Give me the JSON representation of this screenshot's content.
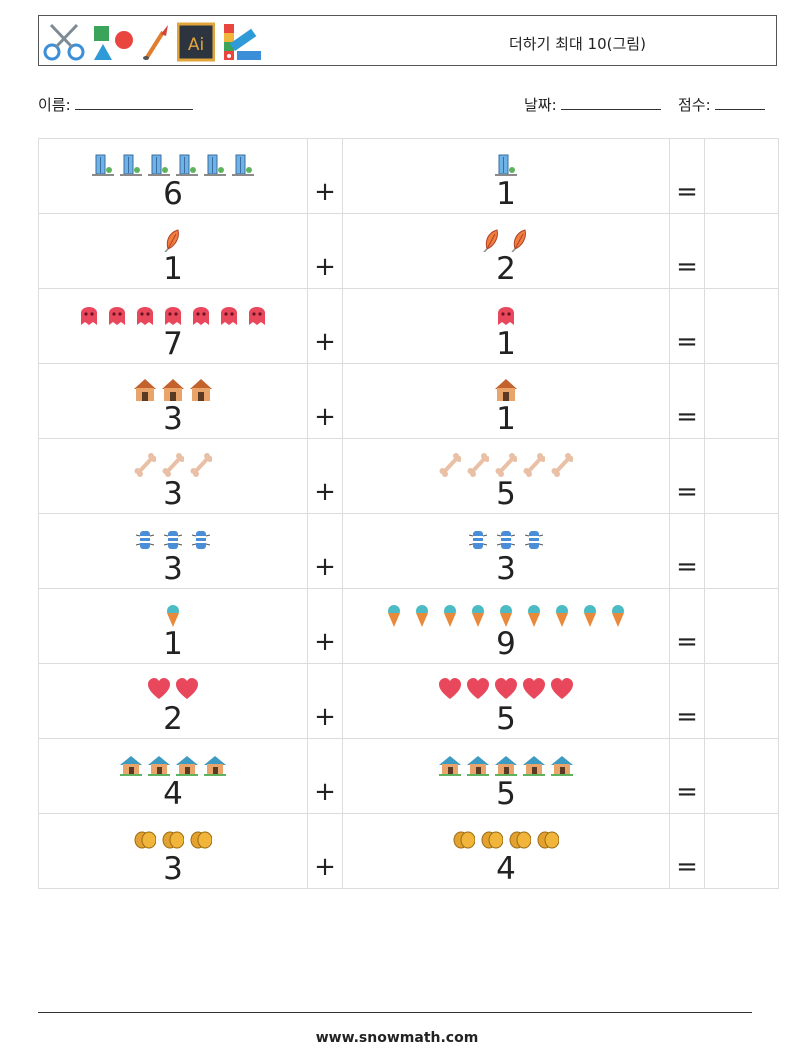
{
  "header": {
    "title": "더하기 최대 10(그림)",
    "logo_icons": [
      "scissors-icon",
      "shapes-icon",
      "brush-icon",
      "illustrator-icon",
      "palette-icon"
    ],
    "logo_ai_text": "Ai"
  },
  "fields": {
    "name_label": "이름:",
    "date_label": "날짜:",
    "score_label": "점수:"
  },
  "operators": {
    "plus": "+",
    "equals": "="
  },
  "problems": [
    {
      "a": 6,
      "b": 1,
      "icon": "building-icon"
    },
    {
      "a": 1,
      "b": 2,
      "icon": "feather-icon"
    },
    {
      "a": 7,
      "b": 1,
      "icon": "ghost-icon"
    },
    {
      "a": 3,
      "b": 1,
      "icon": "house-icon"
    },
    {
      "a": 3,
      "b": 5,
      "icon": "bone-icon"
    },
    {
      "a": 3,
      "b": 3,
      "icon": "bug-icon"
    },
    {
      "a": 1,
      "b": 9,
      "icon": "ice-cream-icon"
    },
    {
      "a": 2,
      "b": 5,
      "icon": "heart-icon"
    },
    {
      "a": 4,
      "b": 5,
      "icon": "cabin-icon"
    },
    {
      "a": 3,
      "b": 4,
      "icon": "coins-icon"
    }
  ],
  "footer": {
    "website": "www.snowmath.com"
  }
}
━━━━━━━━━━━━━━━━
§ **REQUEST**: Copy all the data exactly as written, but skip any picture.

§ **THE RESPONSE**:
Give me the JSON representation of this screenshot's content.
{
  "header": {
    "title": "더하기 최대 10(그림)",
    "logo_icons": [
      "scissors-icon",
      "shapes-icon",
      "brush-icon",
      "illustrator-icon",
      "palette-icon"
    ],
    "logo_ai_text": "Ai"
  },
  "fields": {
    "name_label": "이름:",
    "date_label": "날짜:",
    "score_label": "점수:"
  },
  "operators": {
    "plus": "+",
    "equals": "="
  },
  "problems": [
    {
      "a": 6,
      "b": 1,
      "icon": "building-icon"
    },
    {
      "a": 1,
      "b": 2,
      "icon": "feather-icon"
    },
    {
      "a": 7,
      "b": 1,
      "icon": "ghost-icon"
    },
    {
      "a": 3,
      "b": 1,
      "icon": "house-icon"
    },
    {
      "a": 3,
      "b": 5,
      "icon": "bone-icon"
    },
    {
      "a": 3,
      "b": 3,
      "icon": "bug-icon"
    },
    {
      "a": 1,
      "b": 9,
      "icon": "ice-cream-icon"
    },
    {
      "a": 2,
      "b": 5,
      "icon": "heart-icon"
    },
    {
      "a": 4,
      "b": 5,
      "icon": "cabin-icon"
    },
    {
      "a": 3,
      "b": 4,
      "icon": "coins-icon"
    }
  ],
  "footer": {
    "website": "www.snowmath.com"
  }
}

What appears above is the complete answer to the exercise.